WRITTEN EXERCISE | For the records below, give the count of lines holding the word "name" and nothing more.

WORKING DATA |
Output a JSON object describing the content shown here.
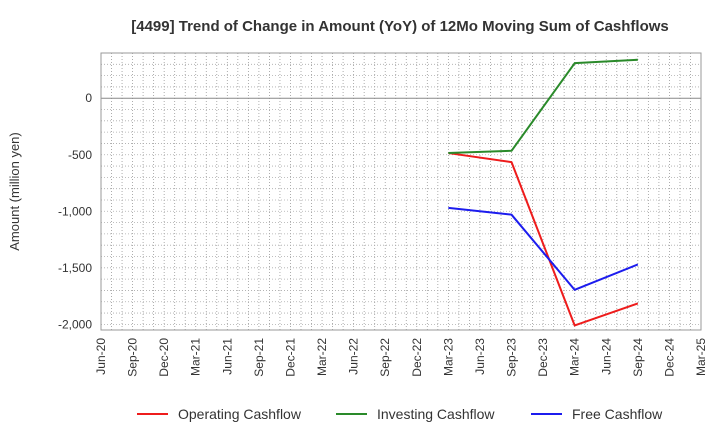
{
  "chart_data": {
    "type": "line",
    "title": "[4499]  Trend of Change in Amount (YoY) of 12Mo Moving Sum of Cashflows",
    "xlabel": "",
    "ylabel": "Amount (million yen)",
    "ylim": [
      -2050,
      400
    ],
    "yticks": [
      0,
      -500,
      -1000,
      -1500,
      -2000
    ],
    "ytick_labels": [
      "0",
      "-500",
      "-1,000",
      "-1,500",
      "-2,000"
    ],
    "categories": [
      "Jun-20",
      "Sep-20",
      "Dec-20",
      "Mar-21",
      "Jun-21",
      "Sep-21",
      "Dec-21",
      "Mar-22",
      "Jun-22",
      "Sep-22",
      "Dec-22",
      "Mar-23",
      "Jun-23",
      "Sep-23",
      "Dec-23",
      "Mar-24",
      "Jun-24",
      "Sep-24",
      "Dec-24",
      "Mar-25"
    ],
    "grid": true,
    "legend_position": "bottom",
    "series": [
      {
        "name": "Operating Cashflow",
        "color": "#ee1c1c",
        "points": [
          [
            "Mar-23",
            -485
          ],
          [
            "Sep-23",
            -565
          ],
          [
            "Mar-24",
            -2010
          ],
          [
            "Sep-24",
            -1815
          ]
        ]
      },
      {
        "name": "Investing Cashflow",
        "color": "#2a8a2a",
        "points": [
          [
            "Mar-23",
            -485
          ],
          [
            "Sep-23",
            -465
          ],
          [
            "Mar-24",
            310
          ],
          [
            "Sep-24",
            340
          ]
        ]
      },
      {
        "name": "Free Cashflow",
        "color": "#1c1cee",
        "points": [
          [
            "Mar-23",
            -970
          ],
          [
            "Sep-23",
            -1030
          ],
          [
            "Mar-24",
            -1695
          ],
          [
            "Sep-24",
            -1470
          ]
        ]
      }
    ]
  }
}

TASK OUTPUT | 3